**Exercise prompt**
Which lines in the records below contain the word "Logins"? Copy each one out.
— begin Provided records —
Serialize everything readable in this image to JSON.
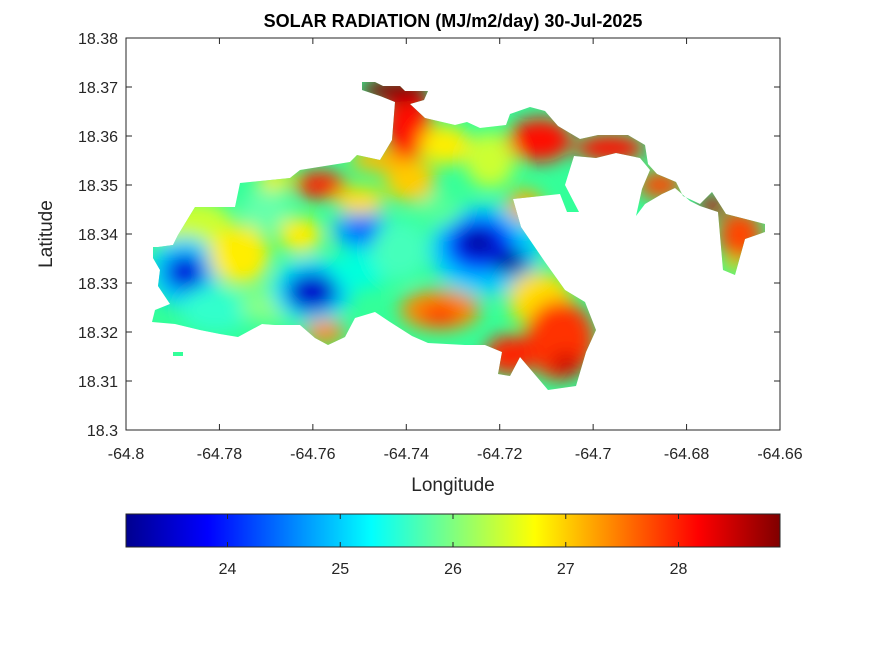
{
  "chart_data": {
    "type": "heatmap",
    "title": "SOLAR RADIATION (MJ/m2/day) 30-Jul-2025",
    "xlabel": "Longitude",
    "ylabel": "Latitude",
    "xlim": [
      -64.8,
      -64.66
    ],
    "ylim": [
      18.3,
      18.38
    ],
    "xticks": [
      "-64.8",
      "-64.78",
      "-64.76",
      "-64.74",
      "-64.72",
      "-64.7",
      "-64.68",
      "-64.66"
    ],
    "yticks": [
      "18.3",
      "18.31",
      "18.32",
      "18.33",
      "18.34",
      "18.35",
      "18.36",
      "18.37",
      "18.38"
    ],
    "grid": false,
    "colormap": "jet",
    "colorbar": {
      "placement": "bottom",
      "range": [
        23.1,
        28.9
      ],
      "ticks": [
        "24",
        "25",
        "26",
        "27",
        "28"
      ]
    },
    "extrema": {
      "min_areas": [
        {
          "lon": -64.788,
          "lat": 18.331,
          "value": 23.4
        },
        {
          "lon": -64.7595,
          "lat": 18.3275,
          "value": 23.6
        },
        {
          "lon": -64.7255,
          "lat": 18.338,
          "value": 23.3
        },
        {
          "lon": -64.7195,
          "lat": 18.334,
          "value": 23.5
        },
        {
          "lon": -64.749,
          "lat": 18.3405,
          "value": 24.6
        }
      ],
      "max_areas": [
        {
          "lon": -64.7485,
          "lat": 18.369,
          "value": 28.8
        },
        {
          "lon": -64.706,
          "lat": 18.314,
          "value": 28.3
        },
        {
          "lon": -64.6695,
          "lat": 18.3395,
          "value": 28.2
        },
        {
          "lon": -64.7155,
          "lat": 18.3605,
          "value": 28.0
        },
        {
          "lon": -64.7615,
          "lat": 18.3495,
          "value": 28.0
        }
      ]
    }
  },
  "colors": {
    "jet": [
      "#00008f",
      "#0000ff",
      "#00ffff",
      "#ffff00",
      "#ff0000",
      "#800000"
    ],
    "axes_text": "#262626"
  }
}
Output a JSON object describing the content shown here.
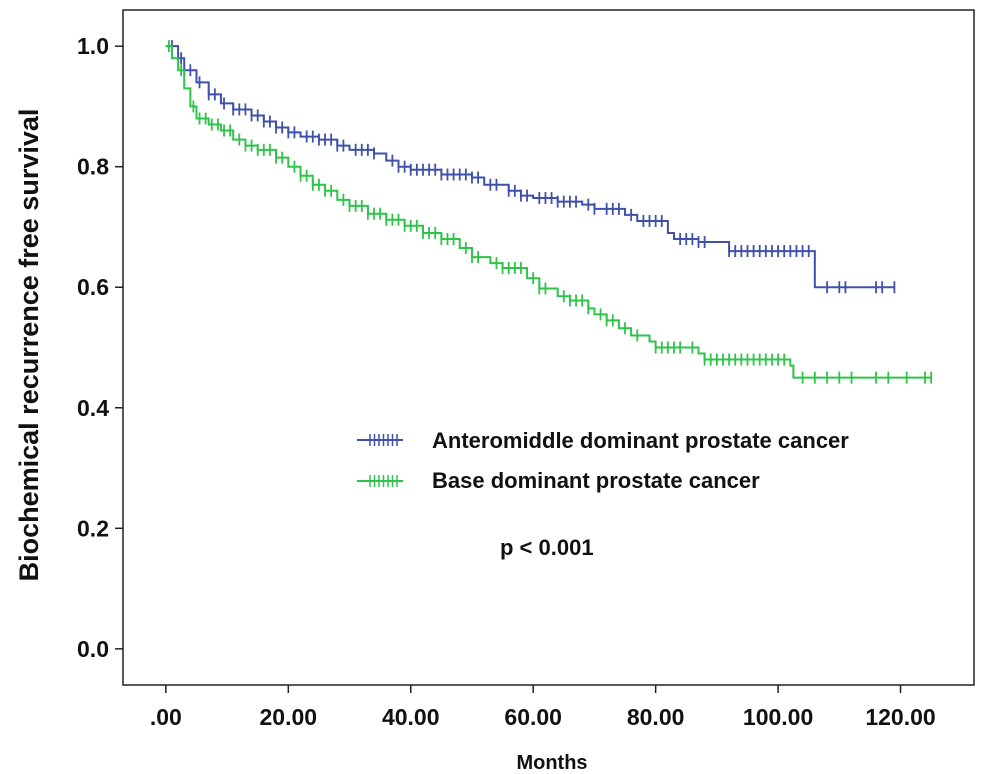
{
  "chart_data": {
    "type": "line",
    "title": "",
    "xlabel": "Months",
    "ylabel": "Biochemical recurrence free survival",
    "xlim": [
      -7,
      132
    ],
    "ylim": [
      -0.06,
      1.06
    ],
    "x_ticks": [
      0,
      20,
      40,
      60,
      80,
      100,
      120
    ],
    "x_tick_labels": [
      ".00",
      "20.00",
      "40.00",
      "60.00",
      "80.00",
      "100.00",
      "120.00"
    ],
    "y_ticks": [
      0.0,
      0.2,
      0.4,
      0.6,
      0.8,
      1.0
    ],
    "y_tick_labels": [
      "0.0",
      "0.2",
      "0.4",
      "0.6",
      "0.8",
      "1.0"
    ],
    "grid": false,
    "legend_position": "center-right",
    "annotation": "p < 0.001",
    "series": [
      {
        "name": "Anteromiddle dominant prostate cancer",
        "color": "#3f51a8",
        "points": [
          [
            0,
            1.0
          ],
          [
            2,
            0.98
          ],
          [
            3,
            0.96
          ],
          [
            5,
            0.94
          ],
          [
            7,
            0.92
          ],
          [
            9,
            0.905
          ],
          [
            11,
            0.895
          ],
          [
            14,
            0.885
          ],
          [
            16,
            0.875
          ],
          [
            18,
            0.865
          ],
          [
            20,
            0.857
          ],
          [
            22,
            0.85
          ],
          [
            25,
            0.845
          ],
          [
            28,
            0.835
          ],
          [
            30,
            0.828
          ],
          [
            34,
            0.822
          ],
          [
            36,
            0.81
          ],
          [
            38,
            0.8
          ],
          [
            40,
            0.795
          ],
          [
            45,
            0.787
          ],
          [
            50,
            0.782
          ],
          [
            52,
            0.77
          ],
          [
            56,
            0.76
          ],
          [
            58,
            0.752
          ],
          [
            60,
            0.748
          ],
          [
            64,
            0.742
          ],
          [
            68,
            0.737
          ],
          [
            70,
            0.73
          ],
          [
            75,
            0.72
          ],
          [
            77,
            0.71
          ],
          [
            82,
            0.69
          ],
          [
            83,
            0.68
          ],
          [
            87,
            0.675
          ],
          [
            92,
            0.66
          ],
          [
            103,
            0.66
          ],
          [
            106,
            0.6
          ],
          [
            119,
            0.6
          ]
        ],
        "censor_x": [
          1,
          2.5,
          4,
          5.5,
          7,
          8,
          9.5,
          11,
          12,
          13,
          14,
          15,
          16,
          17,
          18,
          19,
          20,
          21,
          23,
          24,
          25,
          26,
          27,
          28,
          29,
          31,
          32,
          33,
          34,
          37,
          38,
          39,
          40,
          41,
          42,
          43,
          44,
          45,
          46,
          47,
          48,
          49,
          50,
          51,
          53,
          54,
          56,
          57,
          58,
          59,
          61,
          62,
          63,
          64,
          65,
          66,
          67,
          69,
          70,
          72,
          73,
          74,
          76,
          78,
          79,
          80,
          81,
          84,
          85,
          86,
          87,
          88,
          92,
          93,
          94,
          95,
          96,
          97,
          98,
          99,
          100,
          101,
          102,
          103,
          104,
          105,
          108,
          110,
          111,
          116,
          117,
          119
        ]
      },
      {
        "name": "Base dominant prostate cancer",
        "color": "#2ec44a",
        "points": [
          [
            0,
            1.0
          ],
          [
            1,
            0.98
          ],
          [
            2,
            0.96
          ],
          [
            3,
            0.93
          ],
          [
            4,
            0.9
          ],
          [
            5,
            0.88
          ],
          [
            7,
            0.87
          ],
          [
            9,
            0.86
          ],
          [
            11,
            0.845
          ],
          [
            13,
            0.835
          ],
          [
            15,
            0.828
          ],
          [
            18,
            0.815
          ],
          [
            20,
            0.8
          ],
          [
            22,
            0.785
          ],
          [
            24,
            0.77
          ],
          [
            26,
            0.76
          ],
          [
            28,
            0.745
          ],
          [
            30,
            0.735
          ],
          [
            33,
            0.722
          ],
          [
            36,
            0.712
          ],
          [
            39,
            0.702
          ],
          [
            42,
            0.69
          ],
          [
            45,
            0.68
          ],
          [
            48,
            0.665
          ],
          [
            50,
            0.65
          ],
          [
            53,
            0.64
          ],
          [
            55,
            0.632
          ],
          [
            59,
            0.615
          ],
          [
            61,
            0.598
          ],
          [
            64,
            0.585
          ],
          [
            66,
            0.578
          ],
          [
            69,
            0.565
          ],
          [
            70,
            0.555
          ],
          [
            72,
            0.545
          ],
          [
            74,
            0.532
          ],
          [
            76,
            0.52
          ],
          [
            79,
            0.51
          ],
          [
            80,
            0.5
          ],
          [
            87,
            0.49
          ],
          [
            88,
            0.48
          ],
          [
            102,
            0.47
          ],
          [
            102.5,
            0.45
          ],
          [
            125,
            0.45
          ]
        ],
        "censor_x": [
          0.5,
          2.5,
          4.5,
          5.5,
          6.5,
          7.5,
          8.5,
          9.5,
          10.5,
          12,
          13,
          14,
          15,
          16,
          17,
          18,
          19,
          21,
          22,
          23,
          24,
          25,
          26,
          27,
          29,
          30,
          31,
          32,
          33,
          34,
          35,
          36,
          37,
          38,
          39,
          40,
          41,
          42,
          43,
          44,
          45,
          46,
          47,
          49,
          50,
          51,
          54,
          55,
          56,
          57,
          58,
          60,
          61,
          62,
          65,
          66,
          67,
          68,
          69,
          71,
          72,
          73,
          75,
          77,
          80,
          81,
          82,
          83,
          84,
          86,
          88,
          89,
          90,
          91,
          92,
          93,
          94,
          95,
          96,
          97,
          98,
          99,
          100,
          101,
          104,
          106,
          108,
          110,
          112,
          116,
          118,
          121,
          124,
          125
        ]
      }
    ]
  }
}
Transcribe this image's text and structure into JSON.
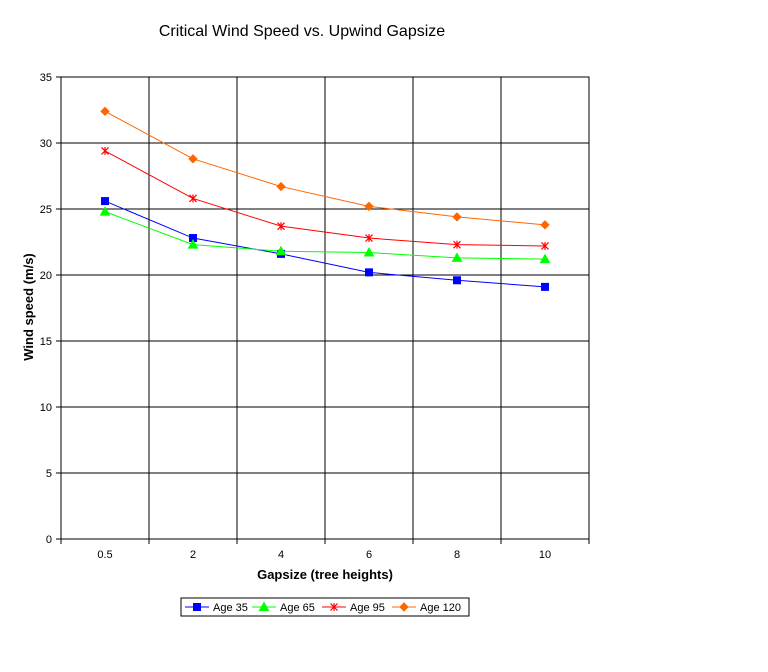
{
  "chart_data": {
    "type": "line",
    "title": "Critical Wind Speed vs. Upwind Gapsize",
    "xlabel": "Gapsize (tree heights)",
    "ylabel": "Wind speed (m/s)",
    "categories": [
      "0.5",
      "2",
      "4",
      "6",
      "8",
      "10"
    ],
    "ylim": [
      0,
      35
    ],
    "yticks": [
      "0",
      "5",
      "10",
      "15",
      "20",
      "25",
      "30",
      "35"
    ],
    "grid": true,
    "legend_position": "bottom",
    "series": [
      {
        "name": "Age 35",
        "color": "#0000ff",
        "marker": "square",
        "values": [
          25.6,
          22.8,
          21.6,
          20.2,
          19.6,
          19.1
        ]
      },
      {
        "name": "Age 65",
        "color": "#00ff00",
        "marker": "triangle",
        "values": [
          24.8,
          22.3,
          21.8,
          21.7,
          21.3,
          21.2
        ]
      },
      {
        "name": "Age 95",
        "color": "#ff0000",
        "marker": "x",
        "values": [
          29.4,
          25.8,
          23.7,
          22.8,
          22.3,
          22.2
        ]
      },
      {
        "name": "Age 120",
        "color": "#ff6600",
        "marker": "diamond",
        "values": [
          32.4,
          28.8,
          26.7,
          25.2,
          24.4,
          23.8
        ]
      }
    ]
  }
}
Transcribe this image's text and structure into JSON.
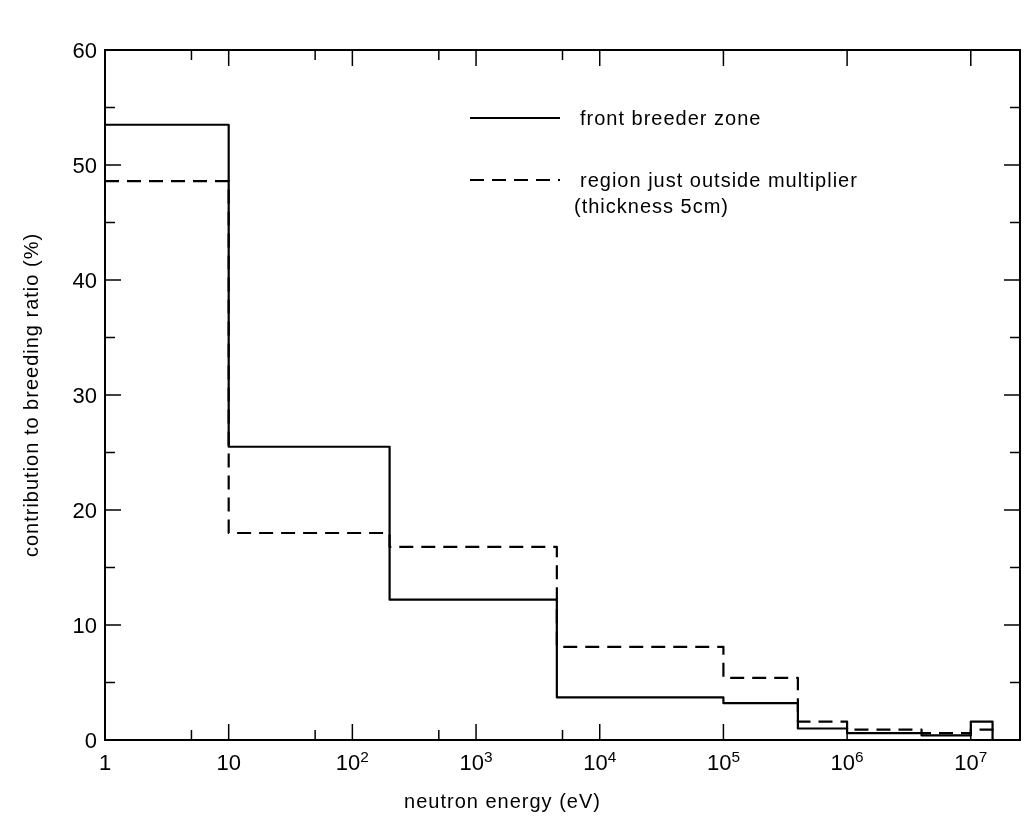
{
  "chart_data": {
    "type": "step",
    "xlabel": "neutron energy  (eV)",
    "ylabel": "contribution to breeding ratio  (%)",
    "series": [
      {
        "name": "front breeder zone",
        "color": "#000000",
        "line_style": "solid",
        "x": [
          1,
          10,
          200,
          4500,
          100000,
          400000,
          1000000,
          4000000,
          10000000,
          15000000
        ],
        "values": [
          53.5,
          25.5,
          12.2,
          3.7,
          3.2,
          1.0,
          0.6,
          0.4,
          1.6,
          0
        ]
      },
      {
        "name": "region just outside multiplier\n(thickness 5cm)",
        "color": "#000000",
        "line_style": "dashed",
        "x": [
          1,
          10,
          200,
          4500,
          100000,
          400000,
          1000000,
          4000000,
          10000000,
          15000000
        ],
        "values": [
          48.6,
          18.0,
          16.8,
          8.1,
          5.4,
          1.6,
          0.9,
          0.6,
          0.9,
          0
        ]
      }
    ],
    "log": "x",
    "xlim": [
      1,
      25000000
    ],
    "ylim": [
      0,
      60
    ],
    "xticks": [
      {
        "value": 1,
        "label": "1"
      },
      {
        "value": 5,
        "label": null
      },
      {
        "value": 10,
        "label": "10"
      },
      {
        "value": 50,
        "label": null
      },
      {
        "value": 100,
        "label": "10$^{2}$"
      },
      {
        "value": 500,
        "label": null
      },
      {
        "value": 1000,
        "label": "10$^{3}$"
      },
      {
        "value": 5000,
        "label": null
      },
      {
        "value": 10000,
        "label": "10$^{4}$"
      },
      {
        "value": 100000,
        "label": "10$^{5}$"
      },
      {
        "value": 1000000,
        "label": "10$^{6}$"
      },
      {
        "value": 10000000,
        "label": "10$^{7}$"
      }
    ],
    "yticks": [
      0,
      {
        "value": 5,
        "label": null
      },
      10,
      {
        "value": 15,
        "label": null
      },
      20,
      {
        "value": 25,
        "label": null
      },
      30,
      {
        "value": 35,
        "label": null
      },
      40,
      {
        "value": 45,
        "label": null
      },
      50,
      {
        "value": 55,
        "label": null
      },
      60
    ],
    "legend": "top right"
  }
}
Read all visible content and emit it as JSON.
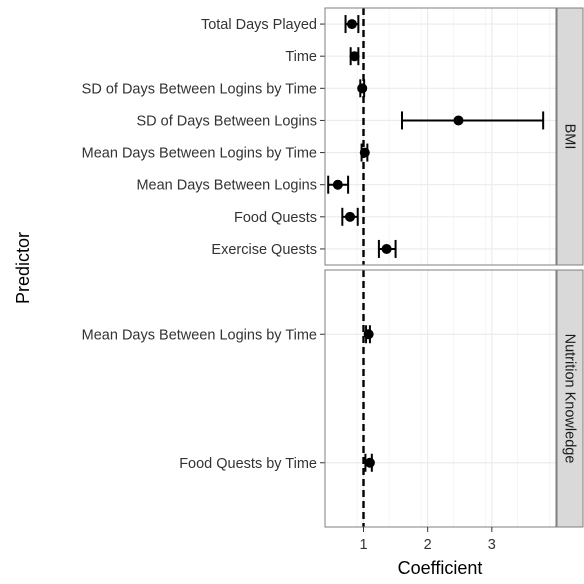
{
  "chart_data": {
    "type": "forest",
    "xlabel": "Coefficient",
    "ylabel": "Predictor",
    "xlim": [
      0.4,
      4.0
    ],
    "x_ticks": [
      1,
      2,
      3
    ],
    "x_tick_labels": [
      "1",
      "2",
      "3"
    ],
    "reference_line": 1,
    "grid": true,
    "panels": [
      {
        "label": "BMI",
        "rows": [
          {
            "predictor": "Total Days Played",
            "estimate": 0.82,
            "lower": 0.72,
            "upper": 0.92
          },
          {
            "predictor": "Time",
            "estimate": 0.86,
            "lower": 0.8,
            "upper": 0.92
          },
          {
            "predictor": "SD of Days Between Logins by Time",
            "estimate": 0.98,
            "lower": 0.95,
            "upper": 1.01
          },
          {
            "predictor": "SD of Days Between Logins",
            "estimate": 2.48,
            "lower": 1.6,
            "upper": 3.8
          },
          {
            "predictor": "Mean Days Between Logins by Time",
            "estimate": 1.02,
            "lower": 0.97,
            "upper": 1.06
          },
          {
            "predictor": "Mean Days Between Logins",
            "estimate": 0.6,
            "lower": 0.45,
            "upper": 0.76
          },
          {
            "predictor": "Food Quests",
            "estimate": 0.79,
            "lower": 0.67,
            "upper": 0.91
          },
          {
            "predictor": "Exercise Quests",
            "estimate": 1.36,
            "lower": 1.24,
            "upper": 1.5
          }
        ]
      },
      {
        "label": "Nutrition Knowledge",
        "rows": [
          {
            "predictor": "Mean Days Between Logins by Time",
            "estimate": 1.08,
            "lower": 1.04,
            "upper": 1.1
          },
          {
            "predictor": "Food Quests by Time",
            "estimate": 1.1,
            "lower": 1.03,
            "upper": 1.13
          }
        ]
      }
    ]
  },
  "colors": {
    "panel_background": "#ffffff",
    "panel_border": "#7f7f7f",
    "grid_major": "#ebebeb",
    "grid_minor": "#f5f5f5",
    "strip_background": "#d9d9d9",
    "point": "#000000",
    "text": "#000000",
    "tick_label": "#333333"
  }
}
— end Provided records —
**Complete response**
            "predictor": "SD of Days Between Logins by Time",
            "predictor": "SD of Days Between Logins",
            "predictor": "Mean Days Between Logins by Time",
            "predictor": "Mean Days Between Logins",
            "predictor": "Mean Days Between Logins by Time",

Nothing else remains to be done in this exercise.